#### Data in this exercise ####

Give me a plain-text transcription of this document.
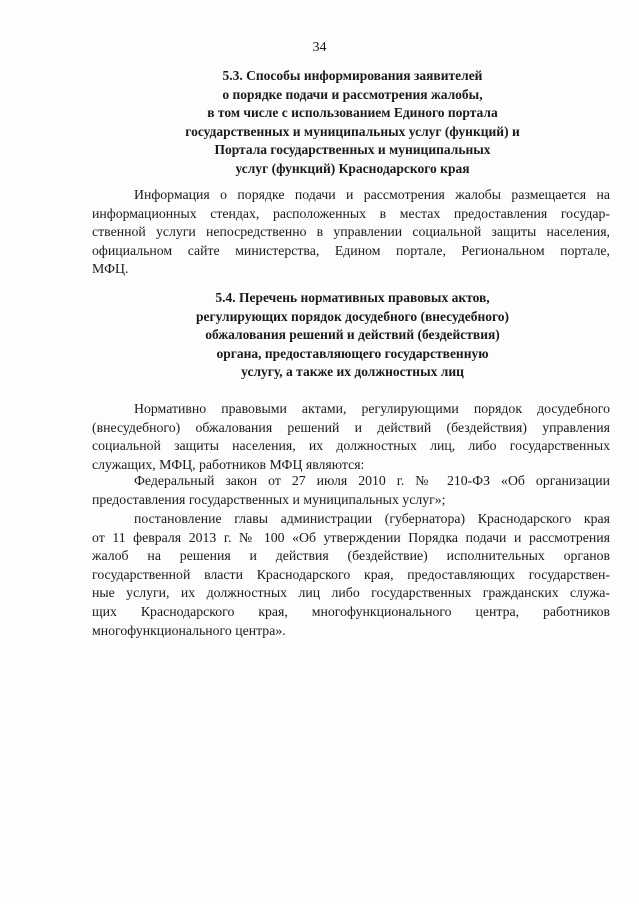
34
5.3. Способы информирования заявителей
о порядке подачи и рассмотрения жалобы,
в том числе с использованием Единого портала
государственных и муниципальных услуг (функций) и
Портала государственных и муниципальных
услуг (функций) Краснодарского края
Информация о порядке подачи и рассмотрения жалобы размещается на
информационных стендах, расположенных в местах предоставления государ-
ственной услуги непосредственно в управлении социальной защиты населения,
официальном сайте министерства, Едином портале, Региональном портале,
МФЦ.
5.4. Перечень нормативных правовых актов,
регулирующих порядок досудебного (внесудебного)
обжалования решений и действий (бездействия)
органа, предоставляющего государственную
услугу, а также их должностных лиц
Нормативно правовыми актами, регулирующими порядок досудебного
(внесудебного) обжалования решений и действий (бездействия) управления
социальной защиты населения, их должностных лиц, либо государственных
служащих, МФЦ, работников МФЦ являются:
Федеральный закон от 27 июля 2010 г. № 210-ФЗ «Об организации
предоставления государственных и муниципальных услуг»;
постановление главы администрации (губернатора) Краснодарского края
от 11 февраля 2013 г. № 100 «Об утверждении Порядка подачи и рассмотрения
жалоб на решения и действия (бездействие) исполнительных органов
государственной власти Краснодарского края, предоставляющих государствен-
ные услуги, их должностных лиц либо государственных гражданских служа-
щих Краснодарского края, многофункционального центра, работников
многофункционального центра».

####

What is expected:
Copy out every line of the data that includes "работников".

Written answer:
служащих, МФЦ, работников МФЦ являются:
щих Краснодарского края, многофункционального центра, работников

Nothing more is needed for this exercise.